| TASK DESCRIPTION |
Please give the data below again in full, exactly as it stands.

Chart and figure data:
Start

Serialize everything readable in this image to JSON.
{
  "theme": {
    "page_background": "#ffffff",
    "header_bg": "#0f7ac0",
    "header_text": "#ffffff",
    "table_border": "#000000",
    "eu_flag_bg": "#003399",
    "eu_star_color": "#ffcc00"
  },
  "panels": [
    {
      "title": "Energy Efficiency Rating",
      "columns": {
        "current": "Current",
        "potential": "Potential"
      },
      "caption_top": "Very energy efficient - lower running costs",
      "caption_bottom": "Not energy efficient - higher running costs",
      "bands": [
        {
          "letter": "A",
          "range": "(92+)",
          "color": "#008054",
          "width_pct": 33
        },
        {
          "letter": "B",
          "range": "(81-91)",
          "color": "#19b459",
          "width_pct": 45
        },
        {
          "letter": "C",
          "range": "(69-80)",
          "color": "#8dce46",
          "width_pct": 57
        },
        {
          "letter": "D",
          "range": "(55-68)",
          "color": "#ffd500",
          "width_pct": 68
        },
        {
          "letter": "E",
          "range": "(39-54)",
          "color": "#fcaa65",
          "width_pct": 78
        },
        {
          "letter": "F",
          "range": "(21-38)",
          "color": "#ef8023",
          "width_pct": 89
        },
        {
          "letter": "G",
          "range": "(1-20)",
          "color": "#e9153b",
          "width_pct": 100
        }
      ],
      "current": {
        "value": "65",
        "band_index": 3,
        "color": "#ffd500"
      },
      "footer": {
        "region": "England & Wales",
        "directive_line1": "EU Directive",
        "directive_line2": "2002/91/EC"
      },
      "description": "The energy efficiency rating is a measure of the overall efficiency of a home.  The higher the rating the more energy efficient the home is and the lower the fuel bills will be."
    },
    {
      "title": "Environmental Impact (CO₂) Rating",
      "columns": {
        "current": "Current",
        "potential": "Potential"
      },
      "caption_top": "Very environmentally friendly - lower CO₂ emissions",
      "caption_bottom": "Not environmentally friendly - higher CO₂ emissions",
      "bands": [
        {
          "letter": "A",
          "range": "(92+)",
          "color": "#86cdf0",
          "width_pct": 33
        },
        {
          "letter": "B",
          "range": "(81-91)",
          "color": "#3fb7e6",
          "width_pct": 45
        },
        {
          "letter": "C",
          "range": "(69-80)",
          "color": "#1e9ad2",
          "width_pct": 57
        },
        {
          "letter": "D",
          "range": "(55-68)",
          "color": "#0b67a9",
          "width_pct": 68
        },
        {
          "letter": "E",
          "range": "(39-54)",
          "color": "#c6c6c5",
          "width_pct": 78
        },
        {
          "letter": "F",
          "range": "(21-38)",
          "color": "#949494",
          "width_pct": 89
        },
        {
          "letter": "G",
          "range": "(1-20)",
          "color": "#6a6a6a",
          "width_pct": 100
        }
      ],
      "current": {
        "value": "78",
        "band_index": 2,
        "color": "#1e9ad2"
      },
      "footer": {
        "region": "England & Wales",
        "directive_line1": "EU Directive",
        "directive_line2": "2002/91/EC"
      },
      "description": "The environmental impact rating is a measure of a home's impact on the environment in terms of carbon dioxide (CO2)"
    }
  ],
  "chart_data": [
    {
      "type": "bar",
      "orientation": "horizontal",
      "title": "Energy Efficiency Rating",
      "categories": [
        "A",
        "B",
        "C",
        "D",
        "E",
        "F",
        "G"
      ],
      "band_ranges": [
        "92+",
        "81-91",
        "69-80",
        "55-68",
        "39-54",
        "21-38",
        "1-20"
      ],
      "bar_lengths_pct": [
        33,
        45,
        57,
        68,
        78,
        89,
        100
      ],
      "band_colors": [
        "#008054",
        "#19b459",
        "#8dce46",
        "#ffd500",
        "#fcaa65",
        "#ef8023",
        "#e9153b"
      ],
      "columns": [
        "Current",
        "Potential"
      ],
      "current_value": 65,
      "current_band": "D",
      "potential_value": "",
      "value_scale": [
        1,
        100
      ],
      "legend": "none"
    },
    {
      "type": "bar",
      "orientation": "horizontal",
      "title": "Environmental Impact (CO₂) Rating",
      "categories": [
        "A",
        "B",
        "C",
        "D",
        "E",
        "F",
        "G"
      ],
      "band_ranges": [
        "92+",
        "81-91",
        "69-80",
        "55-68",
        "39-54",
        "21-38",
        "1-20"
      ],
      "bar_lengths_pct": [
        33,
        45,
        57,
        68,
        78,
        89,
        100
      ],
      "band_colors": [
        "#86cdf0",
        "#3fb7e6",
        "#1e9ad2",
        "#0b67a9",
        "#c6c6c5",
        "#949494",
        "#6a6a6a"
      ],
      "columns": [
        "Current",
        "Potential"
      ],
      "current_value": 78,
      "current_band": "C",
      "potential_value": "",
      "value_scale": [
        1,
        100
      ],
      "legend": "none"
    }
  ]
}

End

| RESULT BELOW |
Serialize everything readable in this image to JSON.
{
  "theme": {
    "page_background": "#ffffff",
    "header_bg": "#0f7ac0",
    "header_text": "#ffffff",
    "table_border": "#000000",
    "eu_flag_bg": "#003399",
    "eu_star_color": "#ffcc00"
  },
  "panels": [
    {
      "title": "Energy Efficiency Rating",
      "columns": {
        "current": "Current",
        "potential": "Potential"
      },
      "caption_top": "Very energy efficient - lower running costs",
      "caption_bottom": "Not energy efficient - higher running costs",
      "bands": [
        {
          "letter": "A",
          "range": "(92+)",
          "color": "#008054",
          "width_pct": 33
        },
        {
          "letter": "B",
          "range": "(81-91)",
          "color": "#19b459",
          "width_pct": 45
        },
        {
          "letter": "C",
          "range": "(69-80)",
          "color": "#8dce46",
          "width_pct": 57
        },
        {
          "letter": "D",
          "range": "(55-68)",
          "color": "#ffd500",
          "width_pct": 68
        },
        {
          "letter": "E",
          "range": "(39-54)",
          "color": "#fcaa65",
          "width_pct": 78
        },
        {
          "letter": "F",
          "range": "(21-38)",
          "color": "#ef8023",
          "width_pct": 89
        },
        {
          "letter": "G",
          "range": "(1-20)",
          "color": "#e9153b",
          "width_pct": 100
        }
      ],
      "current": {
        "value": "65",
        "band_index": 3,
        "color": "#ffd500"
      },
      "footer": {
        "region": "England & Wales",
        "directive_line1": "EU Directive",
        "directive_line2": "2002/91/EC"
      },
      "description": "The energy efficiency rating is a measure of the overall efficiency of a home.  The higher the rating the more energy efficient the home is and the lower the fuel bills will be."
    },
    {
      "title": "Environmental Impact (CO₂) Rating",
      "columns": {
        "current": "Current",
        "potential": "Potential"
      },
      "caption_top": "Very environmentally friendly - lower CO₂ emissions",
      "caption_bottom": "Not environmentally friendly - higher CO₂ emissions",
      "bands": [
        {
          "letter": "A",
          "range": "(92+)",
          "color": "#86cdf0",
          "width_pct": 33
        },
        {
          "letter": "B",
          "range": "(81-91)",
          "color": "#3fb7e6",
          "width_pct": 45
        },
        {
          "letter": "C",
          "range": "(69-80)",
          "color": "#1e9ad2",
          "width_pct": 57
        },
        {
          "letter": "D",
          "range": "(55-68)",
          "color": "#0b67a9",
          "width_pct": 68
        },
        {
          "letter": "E",
          "range": "(39-54)",
          "color": "#c6c6c5",
          "width_pct": 78
        },
        {
          "letter": "F",
          "range": "(21-38)",
          "color": "#949494",
          "width_pct": 89
        },
        {
          "letter": "G",
          "range": "(1-20)",
          "color": "#6a6a6a",
          "width_pct": 100
        }
      ],
      "current": {
        "value": "78",
        "band_index": 2,
        "color": "#1e9ad2"
      },
      "footer": {
        "region": "England & Wales",
        "directive_line1": "EU Directive",
        "directive_line2": "2002/91/EC"
      },
      "description": "The environmental impact rating is a measure of a home's impact on the environment in terms of carbon dioxide (CO2)"
    }
  ],
  "chart_data": [
    {
      "type": "bar",
      "orientation": "horizontal",
      "title": "Energy Efficiency Rating",
      "categories": [
        "A",
        "B",
        "C",
        "D",
        "E",
        "F",
        "G"
      ],
      "band_ranges": [
        "92+",
        "81-91",
        "69-80",
        "55-68",
        "39-54",
        "21-38",
        "1-20"
      ],
      "bar_lengths_pct": [
        33,
        45,
        57,
        68,
        78,
        89,
        100
      ],
      "band_colors": [
        "#008054",
        "#19b459",
        "#8dce46",
        "#ffd500",
        "#fcaa65",
        "#ef8023",
        "#e9153b"
      ],
      "columns": [
        "Current",
        "Potential"
      ],
      "current_value": 65,
      "current_band": "D",
      "potential_value": "",
      "value_scale": [
        1,
        100
      ],
      "legend": "none"
    },
    {
      "type": "bar",
      "orientation": "horizontal",
      "title": "Environmental Impact (CO₂) Rating",
      "categories": [
        "A",
        "B",
        "C",
        "D",
        "E",
        "F",
        "G"
      ],
      "band_ranges": [
        "92+",
        "81-91",
        "69-80",
        "55-68",
        "39-54",
        "21-38",
        "1-20"
      ],
      "bar_lengths_pct": [
        33,
        45,
        57,
        68,
        78,
        89,
        100
      ],
      "band_colors": [
        "#86cdf0",
        "#3fb7e6",
        "#1e9ad2",
        "#0b67a9",
        "#c6c6c5",
        "#949494",
        "#6a6a6a"
      ],
      "columns": [
        "Current",
        "Potential"
      ],
      "current_value": 78,
      "current_band": "C",
      "potential_value": "",
      "value_scale": [
        1,
        100
      ],
      "legend": "none"
    }
  ]
}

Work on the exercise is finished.